Pick out every line of the items below that contains the string "bounding", treating uppercase and lowercase letters as different.

[Start Given records]

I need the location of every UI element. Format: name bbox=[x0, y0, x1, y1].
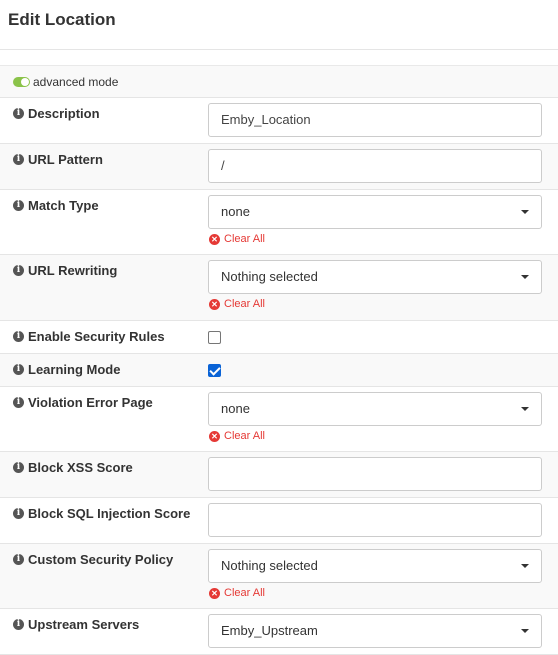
caret-down-icon bbox=[521, 629, 529, 633]
clear-all-label: Clear All bbox=[224, 233, 265, 245]
enable-security-rules-row: i Enable Security Rules bbox=[0, 321, 558, 354]
violation-error-page-label: Violation Error Page bbox=[28, 395, 153, 410]
page-title: Edit Location bbox=[8, 10, 116, 29]
info-icon[interactable]: i bbox=[13, 108, 24, 119]
match-type-value: none bbox=[221, 204, 250, 219]
url-rewriting-value: Nothing selected bbox=[221, 269, 318, 284]
description-input[interactable]: Emby_Location bbox=[208, 103, 542, 137]
caret-down-icon bbox=[521, 210, 529, 214]
learning-mode-checkbox[interactable] bbox=[208, 364, 221, 377]
info-icon[interactable]: i bbox=[13, 619, 24, 630]
info-icon[interactable]: i bbox=[13, 265, 24, 276]
block-xss-score-input[interactable] bbox=[208, 457, 542, 491]
info-icon[interactable]: i bbox=[13, 462, 24, 473]
url-rewriting-row: i URL Rewriting Nothing selected ✕ Clear A… bbox=[0, 255, 558, 321]
custom-security-policy-row: i Custom Security Policy Nothing selected… bbox=[0, 544, 558, 609]
block-sql-injection-score-label: Block SQL Injection Score bbox=[28, 506, 191, 521]
custom-security-policy-clear-all[interactable]: ✕ Clear All bbox=[208, 587, 542, 599]
description-label: Description bbox=[28, 106, 100, 121]
description-row: i Description Emby_Location bbox=[0, 98, 558, 144]
url-pattern-input[interactable]: / bbox=[208, 149, 542, 183]
caret-down-icon bbox=[521, 275, 529, 279]
info-icon[interactable]: i bbox=[13, 508, 24, 519]
location-form: advanced mode i Description Emby_Location… bbox=[0, 65, 558, 655]
info-icon[interactable]: i bbox=[13, 331, 24, 342]
block-xss-score-label: Block XSS Score bbox=[28, 460, 133, 475]
block-xss-score-row: i Block XSS Score bbox=[0, 452, 558, 498]
caret-down-icon bbox=[521, 407, 529, 411]
block-sql-injection-score-input[interactable] bbox=[208, 503, 542, 537]
url-pattern-row: i URL Pattern / bbox=[0, 144, 558, 190]
violation-error-page-clear-all[interactable]: ✕ Clear All bbox=[208, 430, 542, 442]
clear-all-label: Clear All bbox=[224, 587, 265, 599]
times-circle-icon: ✕ bbox=[209, 233, 220, 245]
times-circle-icon: ✕ bbox=[209, 587, 220, 599]
url-rewriting-select[interactable]: Nothing selected bbox=[208, 260, 542, 294]
violation-error-page-select[interactable]: none bbox=[208, 392, 542, 426]
learning-mode-row: i Learning Mode bbox=[0, 354, 558, 387]
match-type-label: Match Type bbox=[28, 198, 99, 213]
dialog-header: Edit Location bbox=[0, 0, 558, 50]
upstream-servers-row: i Upstream Servers Emby_Upstream bbox=[0, 609, 558, 655]
enable-security-rules-label: Enable Security Rules bbox=[28, 329, 165, 344]
times-circle-icon: ✕ bbox=[209, 298, 220, 310]
times-circle-icon: ✕ bbox=[209, 430, 220, 442]
upstream-servers-value: Emby_Upstream bbox=[221, 623, 318, 638]
info-icon[interactable]: i bbox=[13, 154, 24, 165]
custom-security-policy-select[interactable]: Nothing selected bbox=[208, 549, 542, 583]
info-icon[interactable]: i bbox=[13, 200, 24, 211]
match-type-clear-all[interactable]: ✕ Clear All bbox=[208, 233, 542, 245]
clear-all-label: Clear All bbox=[224, 430, 265, 442]
upstream-servers-label: Upstream Servers bbox=[28, 617, 140, 632]
custom-security-policy-label: Custom Security Policy bbox=[28, 552, 174, 567]
caret-down-icon bbox=[521, 564, 529, 568]
advanced-mode-toggle[interactable] bbox=[13, 76, 30, 87]
custom-security-policy-value: Nothing selected bbox=[221, 558, 318, 573]
violation-error-page-value: none bbox=[221, 401, 250, 416]
learning-mode-label: Learning Mode bbox=[28, 362, 121, 377]
match-type-row: i Match Type none ✕ Clear All bbox=[0, 190, 558, 255]
block-sql-injection-score-row: i Block SQL Injection Score bbox=[0, 498, 558, 544]
advanced-mode-row: advanced mode bbox=[0, 66, 558, 98]
info-icon[interactable]: i bbox=[13, 364, 24, 375]
violation-error-page-row: i Violation Error Page none ✕ Clear All bbox=[0, 387, 558, 452]
info-icon[interactable]: i bbox=[13, 554, 24, 565]
info-icon[interactable]: i bbox=[13, 397, 24, 408]
url-rewriting-clear-all[interactable]: ✕ Clear All bbox=[208, 298, 542, 310]
clear-all-label: Clear All bbox=[224, 298, 265, 310]
enable-security-rules-checkbox[interactable] bbox=[208, 331, 221, 344]
match-type-select[interactable]: none bbox=[208, 195, 542, 229]
url-rewriting-label: URL Rewriting bbox=[28, 263, 118, 278]
url-pattern-label: URL Pattern bbox=[28, 152, 103, 167]
advanced-mode-label: advanced mode bbox=[33, 74, 119, 89]
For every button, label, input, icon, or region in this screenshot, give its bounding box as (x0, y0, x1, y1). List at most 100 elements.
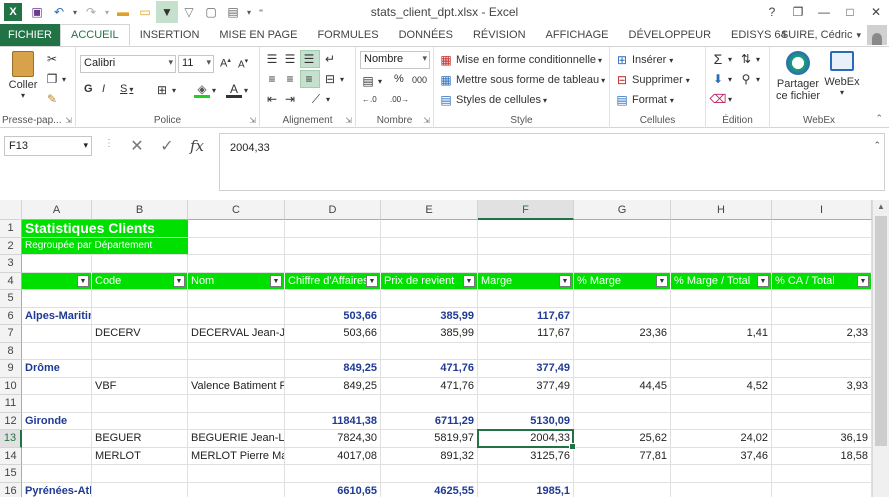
sort-filter-button[interactable]: ⇅ ▾ (738, 51, 760, 67)
insert-cells-button[interactable]: ⊞ Insérer ▾ (614, 52, 673, 68)
cell-f2[interactable] (478, 237, 574, 255)
number-launcher-icon[interactable]: ⇲ (423, 116, 430, 125)
copy-button[interactable]: ❐ ▾ (44, 71, 66, 87)
vertical-scrollbar[interactable]: ▲ (872, 200, 889, 497)
merge-center-button[interactable]: ⊟ ▾ (322, 71, 344, 87)
autosum-button[interactable]: Σ ▾ (710, 51, 732, 67)
cell-b11[interactable] (92, 395, 188, 413)
cell-i16[interactable] (772, 482, 872, 497)
filter-dropdown-icon[interactable]: ▼ (757, 274, 769, 287)
insert-function-button[interactable]: fx (182, 137, 212, 155)
column-header-a[interactable]: A (22, 200, 92, 220)
row-header-15[interactable]: 15 (0, 465, 22, 483)
cell-h10[interactable]: 4,52 (671, 377, 772, 395)
tab-revision[interactable]: RÉVISION (463, 24, 536, 46)
redo-dropdown-icon[interactable]: ▾ (102, 1, 112, 23)
row-header-1[interactable]: 1 (0, 220, 22, 238)
align-top-button[interactable]: ☰ (264, 51, 282, 67)
cell-c2[interactable] (188, 237, 285, 255)
clipboard-launcher-icon[interactable]: ⇲ (65, 116, 72, 125)
row-header-2[interactable]: 2 (0, 237, 22, 255)
cell-c8[interactable] (188, 342, 285, 360)
row-header-13[interactable]: 13 (0, 430, 22, 448)
cell-d7[interactable]: 503,66 (285, 325, 381, 343)
column-header-c[interactable]: C (188, 200, 285, 220)
format-as-table-button[interactable]: ▦ Mettre sous forme de tableau ▾ (438, 72, 605, 88)
delete-cells-button[interactable]: ⊟ Supprimer ▾ (614, 72, 690, 88)
cell-h7[interactable]: 1,41 (671, 325, 772, 343)
cell-a13[interactable] (22, 430, 92, 448)
cell-g3[interactable] (574, 255, 671, 273)
cell-c11[interactable] (188, 395, 285, 413)
cell-h14[interactable]: 37,46 (671, 447, 772, 465)
cell-i13[interactable]: 36,19 (772, 430, 872, 448)
cell-e15[interactable] (381, 465, 478, 483)
cell-g16[interactable] (574, 482, 671, 497)
cell-g6[interactable] (574, 307, 671, 325)
cell-g1[interactable] (574, 220, 671, 238)
cell-e10[interactable]: 471,76 (381, 377, 478, 395)
cell-styles-button[interactable]: ▤ Styles de cellules ▾ (438, 92, 547, 108)
expand-formula-bar-icon[interactable]: ⌃ (873, 140, 881, 151)
row-header-5[interactable]: 5 (0, 290, 22, 308)
align-left-button[interactable]: ≡ (264, 71, 282, 87)
print-preview-icon[interactable]: ▤ (222, 1, 244, 23)
cell-h13[interactable]: 24,02 (671, 430, 772, 448)
cell-c6[interactable] (188, 307, 285, 325)
cell-f1[interactable] (478, 220, 574, 238)
cancel-icon[interactable]: ✕ (122, 136, 152, 156)
cell-a5[interactable] (22, 290, 92, 308)
decrease-indent-button[interactable]: ⇤ (264, 91, 282, 107)
row-header-11[interactable]: 11 (0, 395, 22, 413)
cell-a6[interactable]: Alpes-Maritimes (22, 307, 92, 325)
scroll-thumb[interactable] (875, 216, 887, 446)
shrink-font-button[interactable]: A▾ (238, 57, 248, 70)
table-header-i[interactable]: % CA / Total ▼ (772, 272, 872, 290)
help-icon[interactable]: ? (759, 0, 785, 24)
number-format-select[interactable]: Nombre ▾ (360, 51, 430, 69)
cell-c5[interactable] (188, 290, 285, 308)
cell-h16[interactable] (671, 482, 772, 497)
cell-d14[interactable]: 4017,08 (285, 447, 381, 465)
paste-button[interactable]: Coller ▾ (6, 51, 40, 100)
name-box-dropdown-icon[interactable]: ▾ (83, 140, 88, 151)
cell-g13[interactable]: 25,62 (574, 430, 671, 448)
cell-a3[interactable] (22, 255, 92, 273)
tab-affichage[interactable]: AFFICHAGE (536, 24, 619, 46)
alignment-launcher-icon[interactable]: ⇲ (345, 116, 352, 125)
row-header-9[interactable]: 9 (0, 360, 22, 378)
cell-a16[interactable]: Pyrénées-Atlantiques (22, 482, 92, 497)
cell-f9[interactable]: 377,49 (478, 360, 574, 378)
cell-d13[interactable]: 7824,30 (285, 430, 381, 448)
cell-i3[interactable] (772, 255, 872, 273)
cell-b16[interactable] (92, 482, 188, 497)
underline-button[interactable]: S ▾ (120, 83, 133, 95)
user-account[interactable]: SUIRE, Cédric ▾ (781, 24, 889, 46)
tab-fichier[interactable]: FICHIER (0, 24, 60, 46)
cell-f7[interactable]: 117,67 (478, 325, 574, 343)
cell-b3[interactable] (92, 255, 188, 273)
cell-b13[interactable]: BEGUER (92, 430, 188, 448)
cell-b5[interactable] (92, 290, 188, 308)
avatar[interactable] (867, 25, 887, 45)
cell-h15[interactable] (671, 465, 772, 483)
row-header-8[interactable]: 8 (0, 342, 22, 360)
cell-h12[interactable] (671, 412, 772, 430)
cell-b7[interactable]: DECERV (92, 325, 188, 343)
formula-input[interactable]: 2004,33 (219, 133, 885, 191)
cell-f10[interactable]: 377,49 (478, 377, 574, 395)
cell-a12[interactable]: Gironde (22, 412, 92, 430)
align-bottom-button[interactable]: ☰ (300, 50, 320, 68)
close-icon[interactable]: ✕ (863, 0, 889, 24)
cell-i12[interactable] (772, 412, 872, 430)
row-header-6[interactable]: 6 (0, 307, 22, 325)
tab-developpeur[interactable]: DÉVELOPPEUR (619, 24, 722, 46)
sheet-title[interactable]: Statistiques Clients (22, 220, 188, 238)
increase-decimal-button[interactable]: ←.0 (362, 95, 377, 104)
minimize-icon[interactable]: — (811, 0, 837, 24)
undo-dropdown-icon[interactable]: ▾ (70, 1, 80, 23)
cell-e11[interactable] (381, 395, 478, 413)
cell-h11[interactable] (671, 395, 772, 413)
decrease-decimal-button[interactable]: .00→ (390, 95, 409, 104)
filter-dropdown-icon[interactable]: ▼ (77, 274, 89, 287)
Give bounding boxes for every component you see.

[End Given records]

▶ _Solution to this exercise_
For every button, label, input, icon, or region in this screenshot, give its bounding box as (x0, y0, x1, y1). List at most 100 elements.
Give bounding boxes for every component you see.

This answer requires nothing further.